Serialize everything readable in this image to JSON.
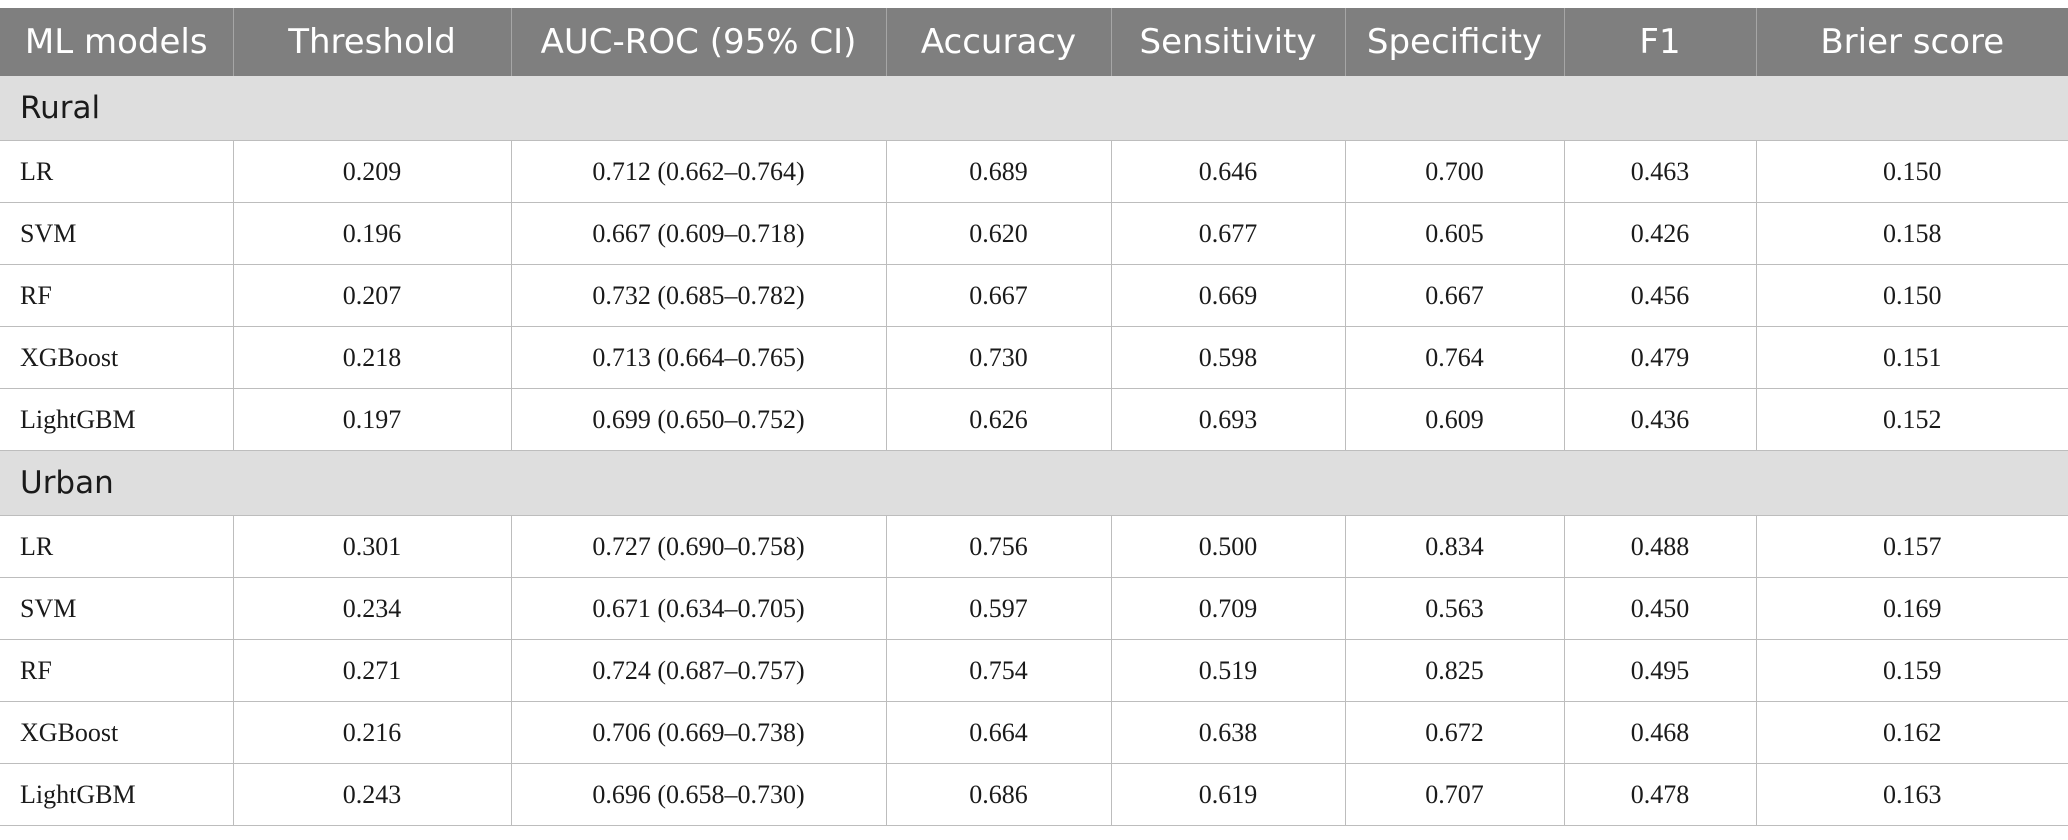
{
  "columns": [
    "ML models",
    "Threshold",
    "AUC-ROC (95% CI)",
    "Accuracy",
    "Sensitivity",
    "Specificity",
    "F1",
    "Brier score"
  ],
  "groups": [
    {
      "name": "Rural",
      "rows": [
        [
          "LR",
          "0.209",
          "0.712 (0.662–0.764)",
          "0.689",
          "0.646",
          "0.700",
          "0.463",
          "0.150"
        ],
        [
          "SVM",
          "0.196",
          "0.667 (0.609–0.718)",
          "0.620",
          "0.677",
          "0.605",
          "0.426",
          "0.158"
        ],
        [
          "RF",
          "0.207",
          "0.732 (0.685–0.782)",
          "0.667",
          "0.669",
          "0.667",
          "0.456",
          "0.150"
        ],
        [
          "XGBoost",
          "0.218",
          "0.713 (0.664–0.765)",
          "0.730",
          "0.598",
          "0.764",
          "0.479",
          "0.151"
        ],
        [
          "LightGBM",
          "0.197",
          "0.699 (0.650–0.752)",
          "0.626",
          "0.693",
          "0.609",
          "0.436",
          "0.152"
        ]
      ]
    },
    {
      "name": "Urban",
      "rows": [
        [
          "LR",
          "0.301",
          "0.727 (0.690–0.758)",
          "0.756",
          "0.500",
          "0.834",
          "0.488",
          "0.157"
        ],
        [
          "SVM",
          "0.234",
          "0.671 (0.634–0.705)",
          "0.597",
          "0.709",
          "0.563",
          "0.450",
          "0.169"
        ],
        [
          "RF",
          "0.271",
          "0.724 (0.687–0.757)",
          "0.754",
          "0.519",
          "0.825",
          "0.495",
          "0.159"
        ],
        [
          "XGBoost",
          "0.216",
          "0.706 (0.669–0.738)",
          "0.664",
          "0.638",
          "0.672",
          "0.468",
          "0.162"
        ],
        [
          "LightGBM",
          "0.243",
          "0.696 (0.658–0.730)",
          "0.686",
          "0.619",
          "0.707",
          "0.478",
          "0.163"
        ]
      ]
    }
  ]
}
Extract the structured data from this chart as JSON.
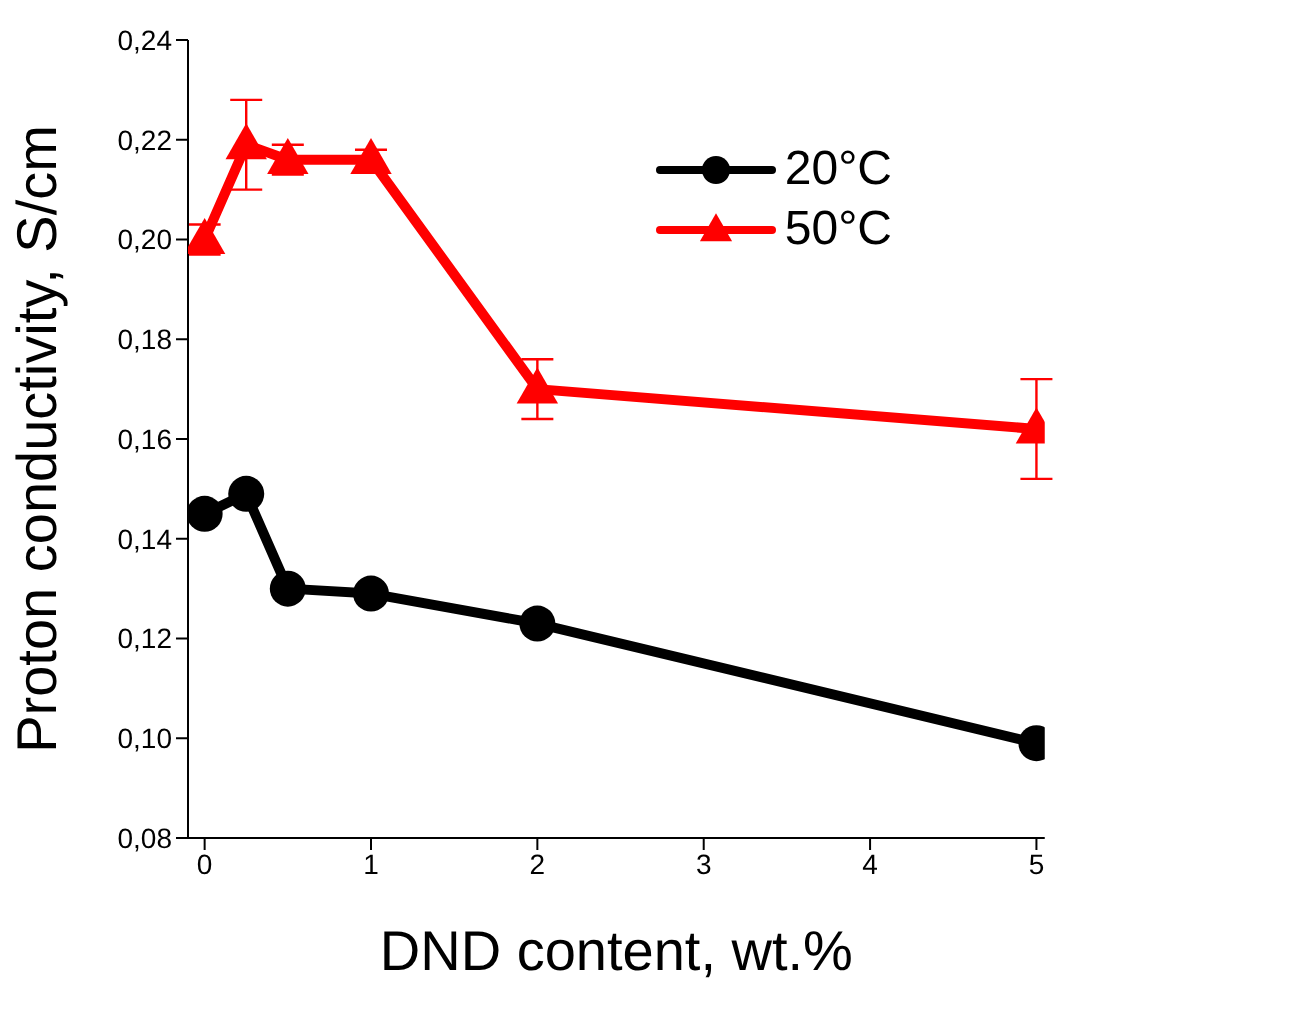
{
  "chart_data": {
    "type": "line",
    "xlabel": "DND content, wt.%",
    "ylabel": "Proton conductivity,  S/cm",
    "x": [
      0,
      0.25,
      0.5,
      1,
      2,
      5
    ],
    "series": [
      {
        "name": "20°C",
        "color": "#000000",
        "marker": "circle",
        "values": [
          0.145,
          0.149,
          0.13,
          0.129,
          0.123,
          0.099
        ]
      },
      {
        "name": "50°C",
        "color": "#ff0000",
        "marker": "triangle",
        "values": [
          0.2,
          0.219,
          0.216,
          0.216,
          0.17,
          0.162
        ],
        "errors": [
          [
            0.197,
            0.203
          ],
          [
            0.21,
            0.228
          ],
          [
            0.213,
            0.219
          ],
          [
            0.214,
            0.218
          ],
          [
            0.164,
            0.176
          ],
          [
            0.152,
            0.172
          ]
        ]
      }
    ],
    "xlim": [
      -0.1,
      5.05
    ],
    "xticks": [
      0,
      1,
      2,
      3,
      4,
      5
    ],
    "ylim": [
      0.08,
      0.24
    ],
    "yticks": [
      {
        "value": 0.08,
        "label": "0,08"
      },
      {
        "value": 0.1,
        "label": "0,10"
      },
      {
        "value": 0.12,
        "label": "0,12"
      },
      {
        "value": 0.14,
        "label": "0,14"
      },
      {
        "value": 0.16,
        "label": "0,16"
      },
      {
        "value": 0.18,
        "label": "0,18"
      },
      {
        "value": 0.2,
        "label": "0,20"
      },
      {
        "value": 0.22,
        "label": "0,22"
      },
      {
        "value": 0.24,
        "label": "0,24"
      }
    ],
    "grid": false,
    "legend": "top right"
  }
}
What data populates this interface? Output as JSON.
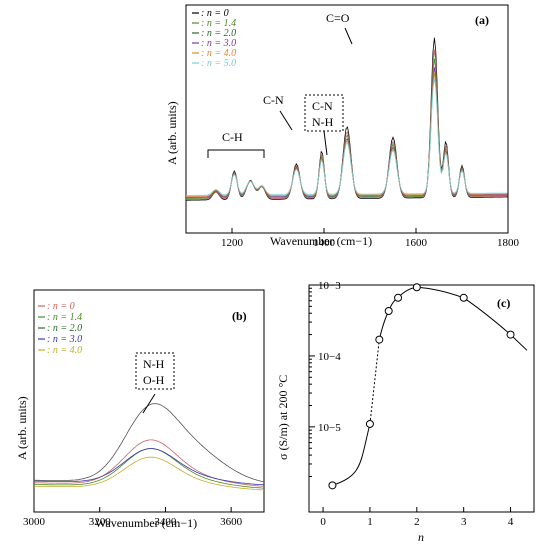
{
  "panels": {
    "a": {
      "tag": "(a)"
    },
    "b": {
      "tag": "(b)"
    },
    "c": {
      "tag": "(c)"
    }
  },
  "chart_data": [
    {
      "id": "a",
      "type": "line",
      "xlabel": "Wavenumber  (cm−1)",
      "ylabel": "A  (arb. units)",
      "xlim": [
        1100,
        1800
      ],
      "xticks": [
        1200,
        1400,
        1600,
        1800
      ],
      "legend_placement": "top-left",
      "legend": [
        {
          "label": ": n = 0",
          "color": "#000000"
        },
        {
          "label": ": n = 1.4",
          "color": "#4a8a2a"
        },
        {
          "label": ": n = 2.0",
          "color": "#2a6a2a"
        },
        {
          "label": ": n = 3.0",
          "color": "#7a3aa0"
        },
        {
          "label": ": n = 4.0",
          "color": "#e08a30"
        },
        {
          "label": ": n = 5.0",
          "color": "#7ad0d0"
        }
      ],
      "annotations": [
        "C=O",
        "C-N",
        "C-N",
        "N-H",
        "C-H"
      ],
      "series": [
        {
          "color": "#000000",
          "scale": 1.0
        },
        {
          "color": "#c86464",
          "scale": 0.92
        },
        {
          "color": "#4a8a2a",
          "scale": 0.86
        },
        {
          "color": "#7a3aa0",
          "scale": 0.8
        },
        {
          "color": "#e08a30",
          "scale": 0.76
        },
        {
          "color": "#7ad0d0",
          "scale": 0.72
        }
      ]
    },
    {
      "id": "b",
      "type": "line",
      "xlabel": "Wavenumber  (cm−1)",
      "ylabel": "A  (arb. units)",
      "xlim": [
        3000,
        3700
      ],
      "xticks": [
        3000,
        3200,
        3400,
        3600
      ],
      "legend_placement": "top-left",
      "legend": [
        {
          "label": ": n = 0",
          "color": "#c86464"
        },
        {
          "label": ": n = 1.4",
          "color": "#4a8a2a"
        },
        {
          "label": ": n = 2.0",
          "color": "#2a6a2a"
        },
        {
          "label": ": n = 3.0",
          "color": "#3a3ab0"
        },
        {
          "label": ": n = 4.0",
          "color": "#c0b030"
        }
      ],
      "annotations": [
        "N-H",
        "O-H"
      ],
      "series": [
        {
          "color": "#555555",
          "peak": 1.0,
          "base": 0.15
        },
        {
          "color": "#c86464",
          "peak": 0.65,
          "base": 0.12
        },
        {
          "color": "#4a8a2a",
          "peak": 0.55,
          "base": 0.1
        },
        {
          "color": "#3a3ab0",
          "peak": 0.5,
          "base": 0.14
        },
        {
          "color": "#c0b030",
          "peak": 0.45,
          "base": 0.08
        }
      ]
    },
    {
      "id": "c",
      "type": "scatter",
      "xlabel": "n",
      "ylabel": "σ  (S/m)  at 200 °C",
      "xlim": [
        -0.3,
        4.5
      ],
      "ylim_log10": [
        -6.2,
        -3
      ],
      "yscale": "log",
      "xticks": [
        0,
        1,
        2,
        3,
        4
      ],
      "yticks": [
        "10−5",
        "10−4",
        "10−3"
      ],
      "x": [
        0.2,
        1.0,
        1.2,
        1.4,
        1.6,
        2.0,
        3.0,
        4.0
      ],
      "y": [
        1.5e-06,
        1.1e-05,
        0.00017,
        0.00043,
        0.00066,
        0.00093,
        0.00066,
        0.0002
      ]
    }
  ]
}
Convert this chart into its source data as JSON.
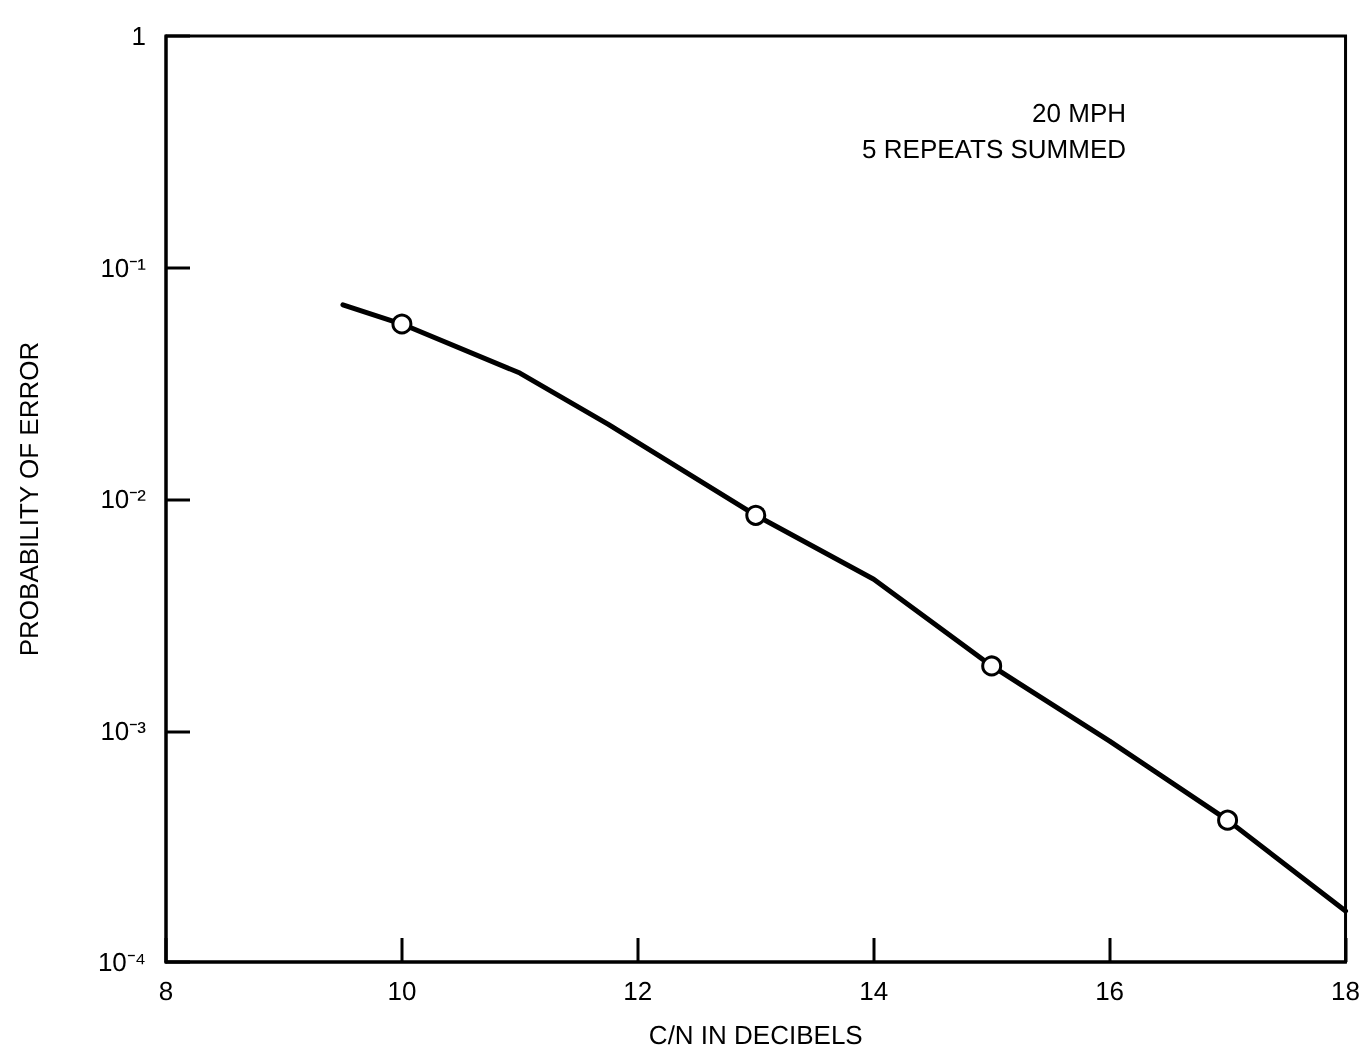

# Directions:
In the material above, find each line that contains the word "ylabel", and select it.

# Result below:
    "ylabel": "Proton conductivity,  S/cm",
      "ylabel": "A  (arb. units)",
      "ylabel": "A  (arb. units)",
      "ylabel": "σ  (S/m)  at 200 °C",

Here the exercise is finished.